--- Documento ---
————

C'è il rischio che la fornitura libica rischi di saltare?

«In passato ci sono state delle riduzioni, ma mai interruzioni, neppure nel periodo della rivoluzione. Il gas Eni arriva a Mellitah, vicino a Tripoli: una parte fornisce le centrali elettriche libiche e una parte viene pompata nel Greenstream per andare in Italia. Quindi, se qualcuno blocca Mellitah, mezza Libia resta al buio e il Paese entra nel caos più totale».

Lei in passato ha affermato che l'Italia è terra di petrolio e gas e che le risorse non sono valorizzate a causa di una classe politica miope.

«Si può fare di più. Non lo dico solo io, ma lo dice l'Eni, lo dicono tutti. Fare di più non significa soddisfare il fabbisogno nazionale. La produzione domestica oggi soddisfa il 10 per cento del fabbisogno, potremo arrivare al 20. Ma non è la soluzione ai nostri problemi energetici».

Quanta autonomia ci lasciano in politica energetica i partner europei?

«Facciamoci una domanda: una situazione di attrito così forte con la Russia, ci conviene? La risposta immediata è no. Però sono scelte politiche. Non metto in discussione le decisioni di governi e Parlamenti sulle sanzioni contro Mosca per la crisi in Ucraina. Ognuno ha la sua opinione personale».

L'Europa non ha un'unica voce in politica estera e ci sono alcuni Paesi che non intendono assolutamente delegarla a Bruxelles, imponendo di fatto la loro.

————

--- Dati forniti ---
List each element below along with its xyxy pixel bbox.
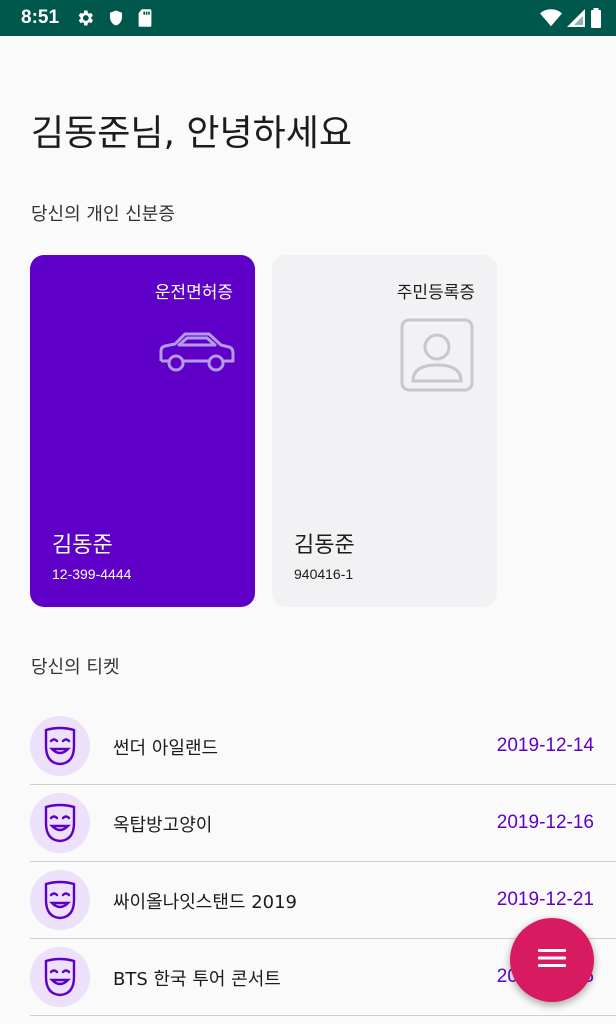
car-icon <box>157 329 235 379</box>
shield-icon <box>107 8 125 28</box>
ticket-title: 옥탑방고양이 <box>113 815 213 836</box>
battery-icon <box>590 8 602 28</box>
sd-card-icon <box>137 8 153 28</box>
card-type-label: 주민등록증 <box>396 283 475 303</box>
status-time: 8:51 <box>21 7 60 28</box>
id-section-title: 당신의 개인 신분증 <box>31 204 175 225</box>
menu-icon <box>538 947 566 973</box>
drivers-license-card[interactable]: 운전면허증 김동준 12-399-4444 <box>30 255 255 607</box>
resident-id-card[interactable]: 주민등록증 김동준 940416-1 <box>272 255 497 607</box>
ticket-section-title: 당신의 티켓 <box>31 657 120 678</box>
ticket-title: 싸이올나잇스탠드 2019 <box>113 892 298 913</box>
ticket-date: 2019-12-21 <box>496 889 594 910</box>
ticket-title: BTS 한국 투어 콘서트 <box>113 969 281 990</box>
resident-number: 940416-1 <box>294 566 354 582</box>
greeting-title: 김동준님, 안녕하세요 <box>31 113 352 154</box>
menu-fab-button[interactable] <box>510 918 594 1002</box>
person-portrait-icon <box>399 317 475 397</box>
status-bar: 8:51 <box>0 0 616 36</box>
wifi-icon <box>540 8 562 28</box>
theater-mask-icon <box>30 947 90 1007</box>
ticket-title: 썬더 아일랜드 <box>113 738 219 759</box>
card-type-label: 운전면허증 <box>154 283 233 303</box>
gear-icon <box>75 8 95 28</box>
ticket-item[interactable]: 옥탑방고양이 2019-12-16 <box>30 785 616 862</box>
signal-icon <box>566 8 586 28</box>
card-holder-name: 김동준 <box>52 533 113 558</box>
card-holder-name: 김동준 <box>294 533 355 558</box>
theater-mask-icon <box>30 870 90 930</box>
license-number: 12-399-4444 <box>52 566 132 582</box>
theater-mask-icon <box>30 793 90 853</box>
ticket-date: 2019-12-16 <box>496 812 594 833</box>
ticket-item[interactable]: 썬더 아일랜드 2019-12-14 <box>30 708 616 785</box>
theater-mask-icon <box>30 716 90 776</box>
ticket-date: 2019-12-14 <box>496 735 594 756</box>
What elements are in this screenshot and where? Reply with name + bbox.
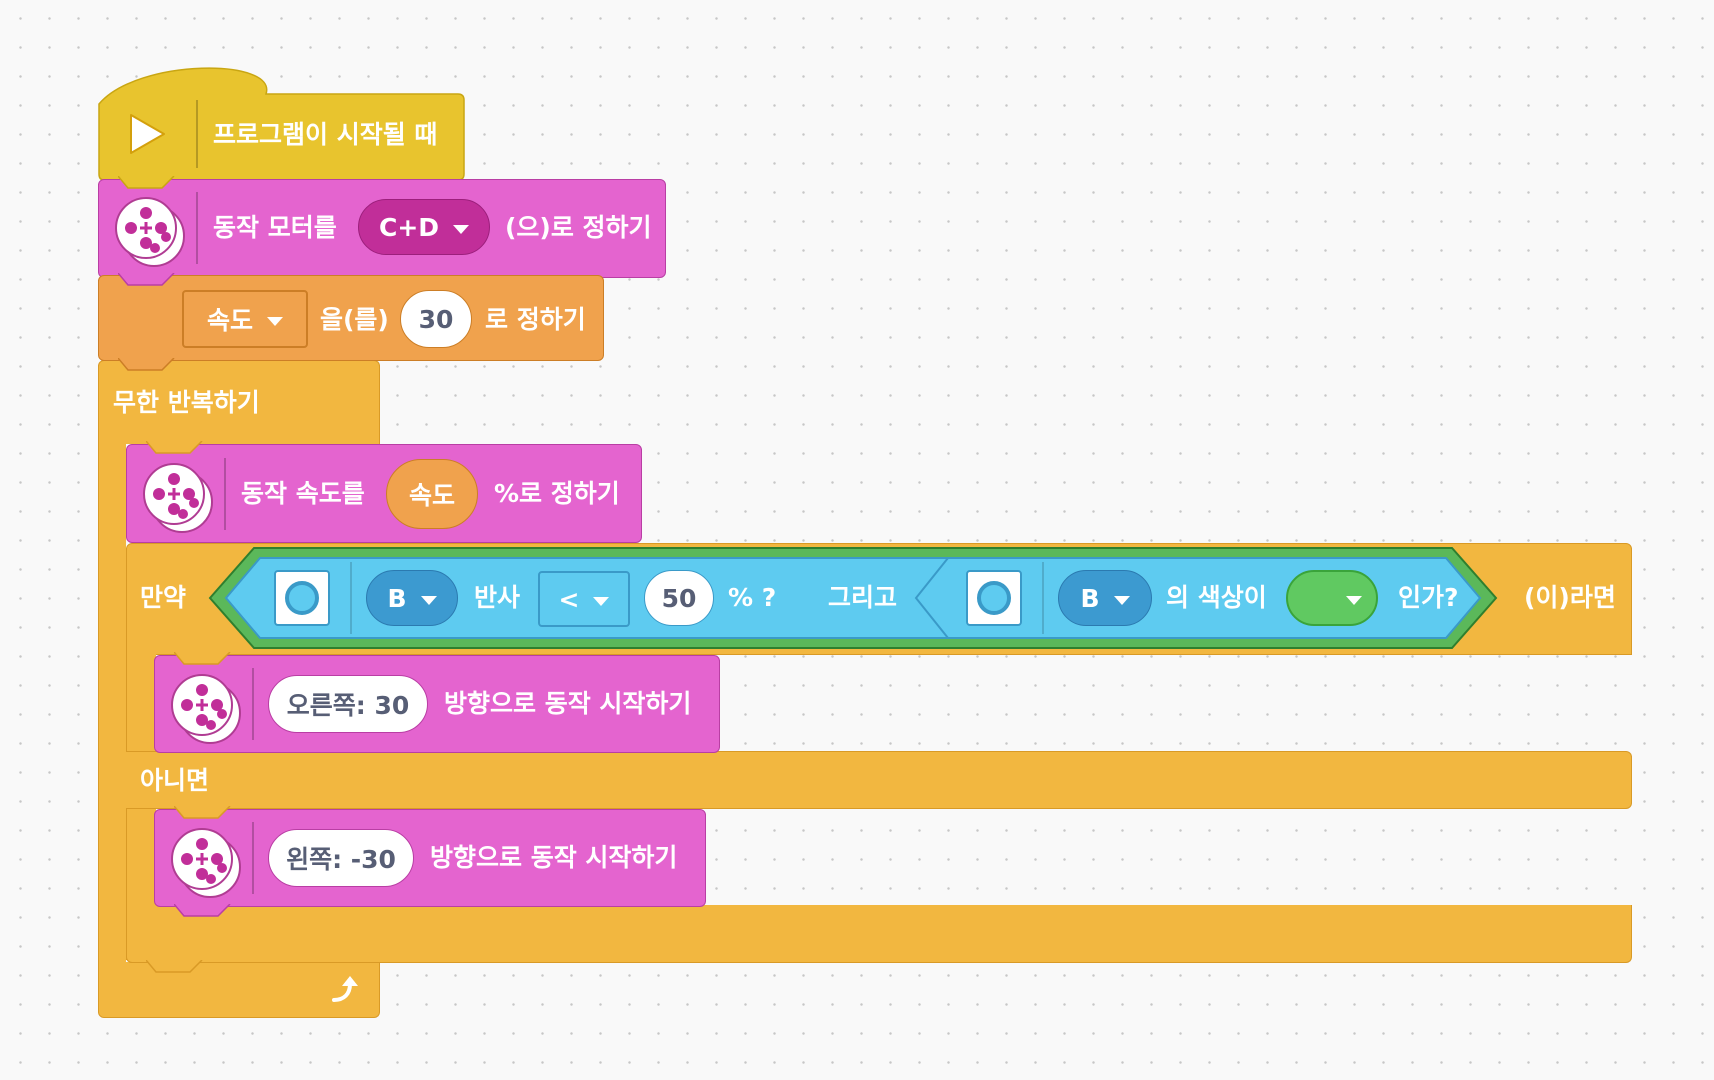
chevron-down-icon bbox=[420, 595, 437, 605]
notch bbox=[174, 806, 231, 819]
color-of-label: 의 색상이 bbox=[1166, 583, 1267, 612]
canvas: { "colors": { "event": "#e8c42e", "motor… bbox=[0, 0, 1714, 1080]
motor-ports-value: C+D bbox=[378, 212, 440, 242]
notch bbox=[174, 904, 231, 917]
start-left-suffix: 방향으로 동작 시작하기 bbox=[430, 843, 678, 872]
reflect-value-input[interactable]: 50 bbox=[644, 570, 714, 626]
percent-question-label: % ? bbox=[728, 583, 777, 612]
notch bbox=[118, 176, 175, 189]
notch bbox=[146, 441, 203, 454]
steering-right-input[interactable]: 오른쪽: 30 bbox=[268, 675, 428, 733]
chevron-down-icon bbox=[593, 596, 610, 606]
set-variable-middle: 을(를) bbox=[320, 305, 389, 334]
motor-ports-dropdown[interactable]: C+D bbox=[358, 199, 490, 255]
separator bbox=[196, 100, 198, 168]
set-motors-suffix: (으)로 정하기 bbox=[505, 213, 652, 242]
separator bbox=[1042, 562, 1044, 634]
steering-right-value: 오른쪽: 30 bbox=[286, 691, 410, 720]
chevron-down-icon bbox=[267, 316, 283, 326]
operator-dropdown[interactable]: < bbox=[538, 571, 630, 627]
motor-pair-icon bbox=[114, 196, 186, 268]
else-bar bbox=[126, 751, 1632, 809]
separator bbox=[252, 668, 254, 740]
separator bbox=[224, 458, 226, 530]
motor-pair-icon bbox=[170, 673, 242, 745]
variable-value-input[interactable]: 30 bbox=[400, 290, 472, 348]
chevron-down-icon bbox=[1113, 595, 1130, 605]
color-sensor-icon bbox=[966, 570, 1022, 626]
then-label: (이)라면 bbox=[1524, 583, 1616, 612]
steering-left-input[interactable]: 왼쪽: -30 bbox=[268, 829, 414, 887]
separator bbox=[350, 562, 352, 634]
speed-variable-reporter[interactable]: 속도 bbox=[386, 459, 478, 529]
set-motors-label: 동작 모터를 bbox=[213, 213, 337, 242]
reflect-label: 반사 bbox=[474, 583, 521, 612]
color-dropdown[interactable] bbox=[1286, 570, 1378, 626]
notch bbox=[146, 960, 203, 973]
loop-arrow-icon bbox=[332, 976, 358, 1002]
chevron-down-icon bbox=[1346, 595, 1362, 605]
is-question-label: 인가? bbox=[1398, 583, 1459, 612]
else-label: 아니면 bbox=[140, 766, 210, 795]
chevron-down-icon bbox=[453, 224, 470, 234]
set-variable-suffix: 로 정하기 bbox=[485, 305, 586, 334]
set-speed-label: 동작 속도를 bbox=[241, 479, 365, 508]
play-icon bbox=[130, 114, 165, 154]
variable-dropdown[interactable]: 속도 bbox=[182, 290, 308, 348]
color-sensor-icon bbox=[274, 570, 330, 626]
steering-left-value: 왼쪽: -30 bbox=[286, 845, 396, 874]
forever-label: 무한 반복하기 bbox=[113, 388, 260, 417]
port-value: B bbox=[1080, 583, 1100, 613]
motor-pair-icon bbox=[142, 462, 214, 534]
when-start-label: 프로그램이 시작될 때 bbox=[213, 120, 438, 149]
reflect-value: 50 bbox=[661, 583, 697, 613]
variable-value: 30 bbox=[418, 304, 454, 334]
variable-name: 속도 bbox=[206, 306, 253, 335]
and-label: 그리고 bbox=[828, 583, 898, 612]
notch bbox=[118, 273, 175, 286]
operator-value: < bbox=[558, 584, 580, 614]
port-dropdown-right[interactable]: B bbox=[1058, 570, 1152, 626]
if-else-footer-left bbox=[126, 905, 166, 963]
motor-pair-icon bbox=[170, 827, 242, 899]
if-label: 만약 bbox=[140, 583, 187, 612]
speed-variable-value: 속도 bbox=[408, 481, 455, 510]
separator bbox=[196, 192, 198, 264]
set-speed-suffix: %로 정하기 bbox=[494, 479, 620, 508]
forever-arm bbox=[98, 440, 126, 970]
notch bbox=[174, 652, 231, 665]
notch bbox=[118, 358, 175, 371]
start-right-suffix: 방향으로 동작 시작하기 bbox=[444, 689, 692, 718]
if-else-footer bbox=[126, 905, 1632, 963]
port-dropdown-left[interactable]: B bbox=[366, 570, 458, 626]
separator bbox=[252, 822, 254, 894]
port-value: B bbox=[387, 583, 407, 613]
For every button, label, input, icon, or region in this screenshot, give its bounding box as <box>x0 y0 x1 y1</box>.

————

--- Compito breve ---
Prosegui l'intervista sulla politica energetica italiana dopo l'ultima frase riportata. I dati provengono da un'altra fonte.

--- Risposta scritta ---
«Paesi come Francia e Inghilterra, per ragioni storiche, e Germania, per ragioni economiche, non si faranno mai rappresentare dall'Unione europea in politica estera. Io farei la stessa cosa, mi pare ovvio. È bello immaginare gli Stati Uniti d'Europa, ma se ne parlerà fra due secoli. Possono desiderarlo gli italiani, i belgi... Perché la Mogherini non era ai negoziati di pace a Minsk? Perché l'Alto rappresentante della politica europea è un funzionario di Bruxelles, come prima di lei era Lady Ashton. È giusto che sia così. Non è immaginabile che qualcuno a Bruxelles decida la politica estera di Londra o di Berlino».

Ma questo non limita in qualche modo la sovranità italiana?

«Direi di no. Faccio l'esempio della Russia. Noi abbiamo storicamente un rapporto privilegiato. Non importa quale maggioranza politica ci sia al governo in Italia. E a Mosca ci tengono. Certo, se avessimo dovuto decidere noi sulle sanzioni, forse avremmo preso una strada diversa, ma giustamente. D'altra parte, però, senza il nostro intervento forse le sanzioni sarebbero state più dure».

Il conflitto ucraino e le misure adottate hanno però diviso i Paesi europei.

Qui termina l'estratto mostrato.